Exercise brief
Word for word, restate every line of the material.

┌─ Data lines

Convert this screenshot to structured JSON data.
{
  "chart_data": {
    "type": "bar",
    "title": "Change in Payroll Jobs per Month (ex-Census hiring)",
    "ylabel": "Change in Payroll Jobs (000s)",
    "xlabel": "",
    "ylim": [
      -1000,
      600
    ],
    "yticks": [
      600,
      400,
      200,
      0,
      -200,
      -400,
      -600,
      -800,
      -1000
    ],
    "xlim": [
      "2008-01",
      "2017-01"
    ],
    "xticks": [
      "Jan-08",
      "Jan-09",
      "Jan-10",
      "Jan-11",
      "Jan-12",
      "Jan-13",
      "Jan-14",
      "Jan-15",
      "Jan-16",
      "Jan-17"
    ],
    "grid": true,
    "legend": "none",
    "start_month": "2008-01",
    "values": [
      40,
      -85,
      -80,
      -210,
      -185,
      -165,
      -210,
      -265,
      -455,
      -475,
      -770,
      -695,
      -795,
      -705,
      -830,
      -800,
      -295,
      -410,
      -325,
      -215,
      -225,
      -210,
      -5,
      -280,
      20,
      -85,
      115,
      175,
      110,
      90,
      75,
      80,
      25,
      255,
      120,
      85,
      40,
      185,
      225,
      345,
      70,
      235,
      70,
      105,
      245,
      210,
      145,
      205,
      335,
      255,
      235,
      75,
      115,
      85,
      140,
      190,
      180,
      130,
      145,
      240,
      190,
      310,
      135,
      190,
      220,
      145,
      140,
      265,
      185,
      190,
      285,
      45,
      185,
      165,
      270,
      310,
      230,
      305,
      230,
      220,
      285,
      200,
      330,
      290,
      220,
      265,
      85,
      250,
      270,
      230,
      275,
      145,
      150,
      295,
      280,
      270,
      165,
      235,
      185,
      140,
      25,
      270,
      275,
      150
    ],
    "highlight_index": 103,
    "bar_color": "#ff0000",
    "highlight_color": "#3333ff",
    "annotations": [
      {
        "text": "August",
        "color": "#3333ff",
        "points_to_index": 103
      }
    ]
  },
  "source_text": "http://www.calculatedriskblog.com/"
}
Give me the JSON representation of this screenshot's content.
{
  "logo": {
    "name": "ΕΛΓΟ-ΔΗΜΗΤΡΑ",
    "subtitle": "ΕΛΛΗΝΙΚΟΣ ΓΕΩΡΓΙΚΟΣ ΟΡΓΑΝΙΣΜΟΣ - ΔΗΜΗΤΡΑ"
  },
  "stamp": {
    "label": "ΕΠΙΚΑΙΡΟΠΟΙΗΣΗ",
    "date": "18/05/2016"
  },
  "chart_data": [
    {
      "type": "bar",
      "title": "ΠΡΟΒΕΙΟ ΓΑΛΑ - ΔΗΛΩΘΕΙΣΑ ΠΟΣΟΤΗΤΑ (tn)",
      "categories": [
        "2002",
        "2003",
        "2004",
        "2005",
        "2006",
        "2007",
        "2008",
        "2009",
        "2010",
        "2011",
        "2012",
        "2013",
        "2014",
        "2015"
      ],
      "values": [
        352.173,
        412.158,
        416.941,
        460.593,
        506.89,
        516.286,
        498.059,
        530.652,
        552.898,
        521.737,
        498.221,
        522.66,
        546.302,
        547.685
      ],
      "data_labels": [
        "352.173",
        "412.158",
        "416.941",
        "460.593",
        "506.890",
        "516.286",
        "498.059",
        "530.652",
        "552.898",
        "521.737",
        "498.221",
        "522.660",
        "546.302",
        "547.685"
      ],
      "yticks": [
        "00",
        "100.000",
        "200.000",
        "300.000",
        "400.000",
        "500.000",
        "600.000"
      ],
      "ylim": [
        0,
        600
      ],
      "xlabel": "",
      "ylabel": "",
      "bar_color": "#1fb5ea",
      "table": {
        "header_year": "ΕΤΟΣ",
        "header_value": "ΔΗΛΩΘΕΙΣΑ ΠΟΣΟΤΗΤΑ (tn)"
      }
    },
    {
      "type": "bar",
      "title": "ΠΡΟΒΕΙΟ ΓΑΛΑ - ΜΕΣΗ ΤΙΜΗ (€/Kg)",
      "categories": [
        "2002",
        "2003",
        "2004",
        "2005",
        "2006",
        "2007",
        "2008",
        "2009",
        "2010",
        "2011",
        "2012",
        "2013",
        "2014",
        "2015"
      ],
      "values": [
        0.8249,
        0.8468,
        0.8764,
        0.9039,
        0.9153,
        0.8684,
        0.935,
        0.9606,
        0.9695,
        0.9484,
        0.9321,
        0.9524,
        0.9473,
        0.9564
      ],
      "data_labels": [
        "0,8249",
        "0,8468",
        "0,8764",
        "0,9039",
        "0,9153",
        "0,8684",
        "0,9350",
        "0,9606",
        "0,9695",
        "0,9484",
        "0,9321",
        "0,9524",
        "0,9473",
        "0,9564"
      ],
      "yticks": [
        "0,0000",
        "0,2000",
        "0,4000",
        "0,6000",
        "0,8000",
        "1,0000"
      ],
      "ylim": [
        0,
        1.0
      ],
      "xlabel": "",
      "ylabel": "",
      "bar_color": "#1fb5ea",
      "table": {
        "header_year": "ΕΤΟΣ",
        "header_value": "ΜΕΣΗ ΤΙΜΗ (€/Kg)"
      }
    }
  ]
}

└─

Answer to the exercise
Convert this screenshot to structured JSON data.
{
  "chart_data": {
    "type": "bar",
    "title": "Change in Payroll Jobs per Month (ex-Census hiring)",
    "ylabel": "Change in Payroll Jobs (000s)",
    "xlabel": "",
    "ylim": [
      -1000,
      600
    ],
    "yticks": [
      600,
      400,
      200,
      0,
      -200,
      -400,
      -600,
      -800,
      -1000
    ],
    "xlim": [
      "2008-01",
      "2017-01"
    ],
    "xticks": [
      "Jan-08",
      "Jan-09",
      "Jan-10",
      "Jan-11",
      "Jan-12",
      "Jan-13",
      "Jan-14",
      "Jan-15",
      "Jan-16",
      "Jan-17"
    ],
    "grid": true,
    "legend": "none",
    "start_month": "2008-01",
    "values": [
      40,
      -85,
      -80,
      -210,
      -185,
      -165,
      -210,
      -265,
      -455,
      -475,
      -770,
      -695,
      -795,
      -705,
      -830,
      -800,
      -295,
      -410,
      -325,
      -215,
      -225,
      -210,
      -5,
      -280,
      20,
      -85,
      115,
      175,
      110,
      90,
      75,
      80,
      25,
      255,
      120,
      85,
      40,
      185,
      225,
      345,
      70,
      235,
      70,
      105,
      245,
      210,
      145,
      205,
      335,
      255,
      235,
      75,
      115,
      85,
      140,
      190,
      180,
      130,
      145,
      240,
      190,
      310,
      135,
      190,
      220,
      145,
      140,
      265,
      185,
      190,
      285,
      45,
      185,
      165,
      270,
      310,
      230,
      305,
      230,
      220,
      285,
      200,
      330,
      290,
      220,
      265,
      85,
      250,
      270,
      230,
      275,
      145,
      150,
      295,
      280,
      270,
      165,
      235,
      185,
      140,
      25,
      270,
      275,
      150
    ],
    "highlight_index": 103,
    "bar_color": "#ff0000",
    "highlight_color": "#3333ff",
    "annotations": [
      {
        "text": "August",
        "color": "#3333ff",
        "points_to_index": 103
      }
    ]
  },
  "source_text": "http://www.calculatedriskblog.com/"
}
Give me the JSON representation of this screenshot's content.
{
  "logo": {
    "name": "ΕΛΓΟ-ΔΗΜΗΤΡΑ",
    "subtitle": "ΕΛΛΗΝΙΚΟΣ ΓΕΩΡΓΙΚΟΣ ΟΡΓΑΝΙΣΜΟΣ - ΔΗΜΗΤΡΑ"
  },
  "stamp": {
    "label": "ΕΠΙΚΑΙΡΟΠΟΙΗΣΗ",
    "date": "18/05/2016"
  },
  "chart_data": [
    {
      "type": "bar",
      "title": "ΠΡΟΒΕΙΟ ΓΑΛΑ - ΔΗΛΩΘΕΙΣΑ ΠΟΣΟΤΗΤΑ (tn)",
      "categories": [
        "2002",
        "2003",
        "2004",
        "2005",
        "2006",
        "2007",
        "2008",
        "2009",
        "2010",
        "2011",
        "2012",
        "2013",
        "2014",
        "2015"
      ],
      "values": [
        352.173,
        412.158,
        416.941,
        460.593,
        506.89,
        516.286,
        498.059,
        530.652,
        552.898,
        521.737,
        498.221,
        522.66,
        546.302,
        547.685
      ],
      "data_labels": [
        "352.173",
        "412.158",
        "416.941",
        "460.593",
        "506.890",
        "516.286",
        "498.059",
        "530.652",
        "552.898",
        "521.737",
        "498.221",
        "522.660",
        "546.302",
        "547.685"
      ],
      "yticks": [
        "00",
        "100.000",
        "200.000",
        "300.000",
        "400.000",
        "500.000",
        "600.000"
      ],
      "ylim": [
        0,
        600
      ],
      "xlabel": "",
      "ylabel": "",
      "bar_color": "#1fb5ea",
      "table": {
        "header_year": "ΕΤΟΣ",
        "header_value": "ΔΗΛΩΘΕΙΣΑ ΠΟΣΟΤΗΤΑ (tn)"
      }
    },
    {
      "type": "bar",
      "title": "ΠΡΟΒΕΙΟ ΓΑΛΑ - ΜΕΣΗ ΤΙΜΗ (€/Kg)",
      "categories": [
        "2002",
        "2003",
        "2004",
        "2005",
        "2006",
        "2007",
        "2008",
        "2009",
        "2010",
        "2011",
        "2012",
        "2013",
        "2014",
        "2015"
      ],
      "values": [
        0.8249,
        0.8468,
        0.8764,
        0.9039,
        0.9153,
        0.8684,
        0.935,
        0.9606,
        0.9695,
        0.9484,
        0.9321,
        0.9524,
        0.9473,
        0.9564
      ],
      "data_labels": [
        "0,8249",
        "0,8468",
        "0,8764",
        "0,9039",
        "0,9153",
        "0,8684",
        "0,9350",
        "0,9606",
        "0,9695",
        "0,9484",
        "0,9321",
        "0,9524",
        "0,9473",
        "0,9564"
      ],
      "yticks": [
        "0,0000",
        "0,2000",
        "0,4000",
        "0,6000",
        "0,8000",
        "1,0000"
      ],
      "ylim": [
        0,
        1.0
      ],
      "xlabel": "",
      "ylabel": "",
      "bar_color": "#1fb5ea",
      "table": {
        "header_year": "ΕΤΟΣ",
        "header_value": "ΜΕΣΗ ΤΙΜΗ (€/Kg)"
      }
    }
  ]
}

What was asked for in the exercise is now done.